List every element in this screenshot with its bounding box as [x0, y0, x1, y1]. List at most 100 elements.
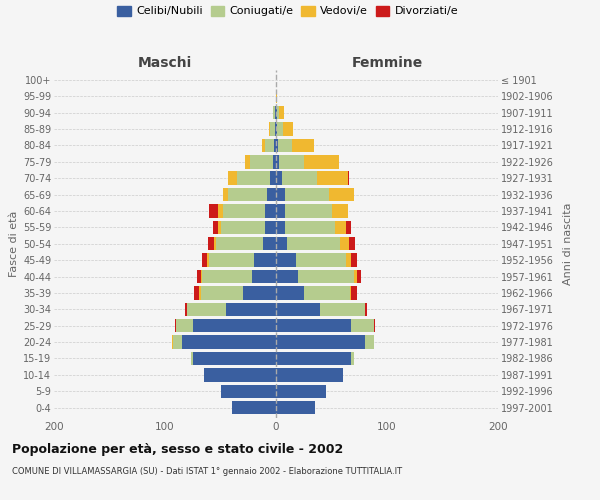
Bar [172, 336, 173, 349]
Bar [304, 155, 339, 168]
Legend: Celibi/Nubili, Coniugati/e, Vedovi/e, Divorziati/e: Celibi/Nubili, Coniugati/e, Vedovi/e, Di… [118, 6, 458, 16]
Bar [193, 319, 276, 332]
Bar [276, 188, 285, 202]
Bar [277, 122, 283, 136]
Bar [237, 172, 271, 185]
Bar [276, 336, 365, 349]
Bar [276, 122, 277, 136]
Text: Popolazione per età, sesso e stato civile - 2002: Popolazione per età, sesso e stato civil… [12, 442, 343, 456]
Bar [276, 286, 304, 300]
Bar [340, 237, 349, 250]
Bar [200, 286, 243, 300]
Bar [285, 188, 329, 202]
Text: Maschi: Maschi [138, 56, 192, 70]
Bar [285, 220, 335, 234]
Bar [275, 122, 276, 136]
Bar [226, 302, 276, 316]
Bar [365, 302, 367, 316]
Bar [276, 352, 352, 365]
Y-axis label: Fasce di età: Fasce di età [8, 210, 19, 277]
Bar [332, 204, 348, 218]
Bar [228, 188, 267, 202]
Bar [276, 401, 315, 414]
Bar [287, 237, 340, 250]
Bar [223, 204, 265, 218]
Bar [276, 220, 285, 234]
Bar [218, 204, 223, 218]
Bar [187, 302, 226, 316]
Bar [275, 106, 276, 120]
Bar [267, 188, 276, 202]
Bar [276, 319, 352, 332]
Bar [354, 270, 357, 283]
Y-axis label: Anni di nascita: Anni di nascita [563, 202, 572, 285]
Bar [193, 352, 276, 365]
Bar [276, 270, 298, 283]
Bar [243, 286, 276, 300]
Bar [346, 220, 352, 234]
Bar [276, 172, 281, 185]
Text: Femmine: Femmine [352, 56, 422, 70]
Bar [263, 237, 276, 250]
Bar [251, 270, 276, 283]
Bar [335, 220, 346, 234]
Bar [265, 204, 276, 218]
Bar [276, 254, 296, 267]
Bar [208, 237, 214, 250]
Bar [357, 270, 361, 283]
Bar [200, 270, 202, 283]
Text: COMUNE DI VILLAMASSARGIA (SU) - Dati ISTAT 1° gennaio 2002 - Elaborazione TUTTIT: COMUNE DI VILLAMASSARGIA (SU) - Dati IST… [12, 468, 402, 476]
Bar [278, 138, 292, 152]
Bar [269, 122, 271, 136]
Bar [276, 384, 326, 398]
Bar [280, 155, 304, 168]
Bar [271, 122, 275, 136]
Bar [254, 254, 276, 267]
Bar [276, 106, 277, 120]
Bar [346, 254, 352, 267]
Bar [202, 270, 251, 283]
Bar [265, 138, 274, 152]
Bar [272, 155, 276, 168]
Bar [304, 286, 350, 300]
Bar [276, 90, 277, 103]
Bar [374, 319, 375, 332]
Bar [216, 237, 263, 250]
Bar [276, 204, 285, 218]
Bar [350, 286, 352, 300]
Bar [276, 138, 278, 152]
Bar [296, 254, 346, 267]
Bar [274, 138, 276, 152]
Bar [285, 204, 332, 218]
Bar [204, 368, 276, 382]
Bar [272, 106, 275, 120]
Bar [283, 122, 293, 136]
Bar [221, 384, 276, 398]
Bar [209, 204, 218, 218]
Bar [298, 270, 354, 283]
Bar [245, 155, 250, 168]
Bar [197, 270, 200, 283]
Bar [209, 254, 254, 267]
Bar [348, 172, 349, 185]
Bar [352, 319, 374, 332]
Bar [277, 106, 280, 120]
Bar [276, 155, 280, 168]
Bar [182, 336, 276, 349]
Bar [276, 302, 320, 316]
Bar [191, 352, 193, 365]
Bar [292, 138, 314, 152]
Bar [176, 319, 193, 332]
Bar [352, 286, 357, 300]
Bar [202, 254, 207, 267]
Bar [250, 155, 272, 168]
Bar [228, 172, 237, 185]
Bar [218, 220, 221, 234]
Bar [214, 237, 216, 250]
Bar [262, 138, 265, 152]
Bar [320, 302, 365, 316]
Bar [271, 172, 276, 185]
Bar [317, 172, 348, 185]
Bar [175, 319, 176, 332]
Bar [349, 237, 355, 250]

### [STATED PROBLEM]
Reproduce every row above word for word, leaving out the pictures.

### [EXERCISE OUTPUT]
List every element in this screenshot with its bounding box as [x0, y0, x1, y1]. List at most 100 elements.
Bar [172, 336, 173, 349]
Bar [304, 155, 339, 168]
Legend: Celibi/Nubili, Coniugati/e, Vedovi/e, Divorziati/e: Celibi/Nubili, Coniugati/e, Vedovi/e, Di… [118, 6, 458, 16]
Bar [193, 319, 276, 332]
Bar [276, 188, 285, 202]
Bar [277, 122, 283, 136]
Bar [237, 172, 271, 185]
Bar [276, 336, 365, 349]
Bar [276, 122, 277, 136]
Text: Popolazione per età, sesso e stato civile - 2002: Popolazione per età, sesso e stato civil… [12, 442, 343, 456]
Bar [276, 286, 304, 300]
Bar [340, 237, 349, 250]
Bar [200, 286, 243, 300]
Bar [285, 188, 329, 202]
Text: Maschi: Maschi [138, 56, 192, 70]
Bar [285, 220, 335, 234]
Bar [275, 122, 276, 136]
Bar [226, 302, 276, 316]
Bar [365, 302, 367, 316]
Bar [276, 352, 352, 365]
Y-axis label: Fasce di età: Fasce di età [8, 210, 19, 277]
Bar [332, 204, 348, 218]
Bar [228, 188, 267, 202]
Bar [276, 401, 315, 414]
Bar [287, 237, 340, 250]
Bar [223, 204, 265, 218]
Bar [276, 220, 285, 234]
Bar [218, 204, 223, 218]
Bar [187, 302, 226, 316]
Bar [275, 106, 276, 120]
Bar [267, 188, 276, 202]
Bar [276, 319, 352, 332]
Bar [354, 270, 357, 283]
Y-axis label: Anni di nascita: Anni di nascita [563, 202, 572, 285]
Bar [193, 352, 276, 365]
Bar [276, 270, 298, 283]
Bar [243, 286, 276, 300]
Bar [346, 220, 352, 234]
Bar [276, 172, 281, 185]
Text: Femmine: Femmine [352, 56, 422, 70]
Bar [263, 237, 276, 250]
Bar [251, 270, 276, 283]
Bar [335, 220, 346, 234]
Bar [265, 204, 276, 218]
Bar [276, 254, 296, 267]
Bar [208, 237, 214, 250]
Bar [357, 270, 361, 283]
Bar [200, 270, 202, 283]
Text: COMUNE DI VILLAMASSARGIA (SU) - Dati ISTAT 1° gennaio 2002 - Elaborazione TUTTIT: COMUNE DI VILLAMASSARGIA (SU) - Dati IST… [12, 468, 402, 476]
Bar [278, 138, 292, 152]
Bar [269, 122, 271, 136]
Bar [276, 384, 326, 398]
Bar [280, 155, 304, 168]
Bar [271, 122, 275, 136]
Bar [254, 254, 276, 267]
Bar [276, 106, 277, 120]
Bar [346, 254, 352, 267]
Bar [202, 270, 251, 283]
Bar [265, 138, 274, 152]
Bar [272, 155, 276, 168]
Bar [304, 286, 350, 300]
Bar [276, 90, 277, 103]
Bar [374, 319, 375, 332]
Bar [216, 237, 263, 250]
Bar [276, 204, 285, 218]
Bar [350, 286, 352, 300]
Bar [276, 138, 278, 152]
Bar [296, 254, 346, 267]
Bar [274, 138, 276, 152]
Bar [285, 204, 332, 218]
Bar [204, 368, 276, 382]
Bar [272, 106, 275, 120]
Bar [283, 122, 293, 136]
Bar [221, 384, 276, 398]
Bar [209, 204, 218, 218]
Bar [298, 270, 354, 283]
Bar [245, 155, 250, 168]
Bar [197, 270, 200, 283]
Bar [209, 254, 254, 267]
Bar [348, 172, 349, 185]
Bar [352, 319, 374, 332]
Bar [277, 106, 280, 120]
Bar [276, 155, 280, 168]
Bar [182, 336, 276, 349]
Bar [276, 302, 320, 316]
Bar [191, 352, 193, 365]
Bar [292, 138, 314, 152]
Bar [176, 319, 193, 332]
Bar [352, 286, 357, 300]
Bar [202, 254, 207, 267]
Bar [250, 155, 272, 168]
Bar [228, 172, 237, 185]
Bar [218, 220, 221, 234]
Bar [214, 237, 216, 250]
Bar [262, 138, 265, 152]
Bar [320, 302, 365, 316]
Bar [271, 172, 276, 185]
Bar [317, 172, 348, 185]
Bar [175, 319, 176, 332]
Bar [349, 237, 355, 250]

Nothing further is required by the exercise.